▼▼▼
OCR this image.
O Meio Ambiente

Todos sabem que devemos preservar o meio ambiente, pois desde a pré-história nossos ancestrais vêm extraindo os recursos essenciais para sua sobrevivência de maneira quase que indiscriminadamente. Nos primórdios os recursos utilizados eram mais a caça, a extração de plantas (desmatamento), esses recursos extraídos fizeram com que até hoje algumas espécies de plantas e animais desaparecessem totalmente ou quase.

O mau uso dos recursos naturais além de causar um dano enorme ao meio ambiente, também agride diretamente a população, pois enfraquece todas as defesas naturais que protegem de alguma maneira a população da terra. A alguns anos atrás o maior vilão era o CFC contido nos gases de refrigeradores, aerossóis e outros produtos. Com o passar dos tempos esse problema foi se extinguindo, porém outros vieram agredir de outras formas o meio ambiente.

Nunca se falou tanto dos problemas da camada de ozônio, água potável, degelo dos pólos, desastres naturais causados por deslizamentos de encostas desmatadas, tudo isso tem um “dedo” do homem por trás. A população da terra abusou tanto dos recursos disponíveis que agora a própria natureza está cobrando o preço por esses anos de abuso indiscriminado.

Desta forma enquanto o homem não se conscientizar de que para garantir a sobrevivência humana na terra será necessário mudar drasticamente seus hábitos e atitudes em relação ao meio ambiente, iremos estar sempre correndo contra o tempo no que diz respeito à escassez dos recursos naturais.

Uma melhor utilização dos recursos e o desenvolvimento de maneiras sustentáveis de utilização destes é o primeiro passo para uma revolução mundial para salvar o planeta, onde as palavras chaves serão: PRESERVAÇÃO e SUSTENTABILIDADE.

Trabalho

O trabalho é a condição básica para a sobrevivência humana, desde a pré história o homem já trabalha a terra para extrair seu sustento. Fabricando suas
▲▲▲
**Short problem**: Word for word, quote all of the data above.

**The solution**:
OCR this image.
O Meio Ambiente

Todos sabem que devemos preservar o meio ambiente, pois desde a pré-história nossos ancestrais vêm extraindo os recursos essenciais para sua sobrevivência de maneira quase que indiscriminadamente. Nos primórdios os recursos utilizados eram mais a caça, a extração de plantas (desmatamento), esses recursos extraídos fizeram com que até hoje algumas espécies de plantas e animais desaparecessem totalmente ou quase.

O mau uso dos recursos naturais além de causar um dano enorme ao meio ambiente, também agride diretamente a população, pois enfraquece todas as defesas naturais que protegem de alguma maneira a população da terra. A alguns anos atrás o maior vilão era o CFC contido nos gases de refrigeradores, aerossóis e outros produtos. Com o passar dos tempos esse problema foi se extinguindo, porém outros vieram agredir de outras formas o meio ambiente.

Nunca se falou tanto dos problemas da camada de ozônio, água potável, degelo dos pólos, desastres naturais causados por deslizamentos de encostas desmatadas, tudo isso tem um “dedo” do homem por trás. A população da terra abusou tanto dos recursos disponíveis que agora a própria natureza está cobrando o preço por esses anos de abuso indiscriminado.

Desta forma enquanto o homem não se conscientizar de que para garantir a sobrevivência humana na terra será necessário mudar drasticamente seus hábitos e atitudes em relação ao meio ambiente, iremos estar sempre correndo contra o tempo no que diz respeito à escassez dos recursos naturais.

Uma melhor utilização dos recursos e o desenvolvimento de maneiras sustentáveis de utilização destes é o primeiro passo para uma revolução mundial para salvar o planeta, onde as palavras chaves serão: PRESERVAÇÃO e SUSTENTABILIDADE.

Trabalho

O trabalho é a condição básica para a sobrevivência humana, desde a pré história o homem já trabalha a terra para extrair seu sustento. Fabricando suas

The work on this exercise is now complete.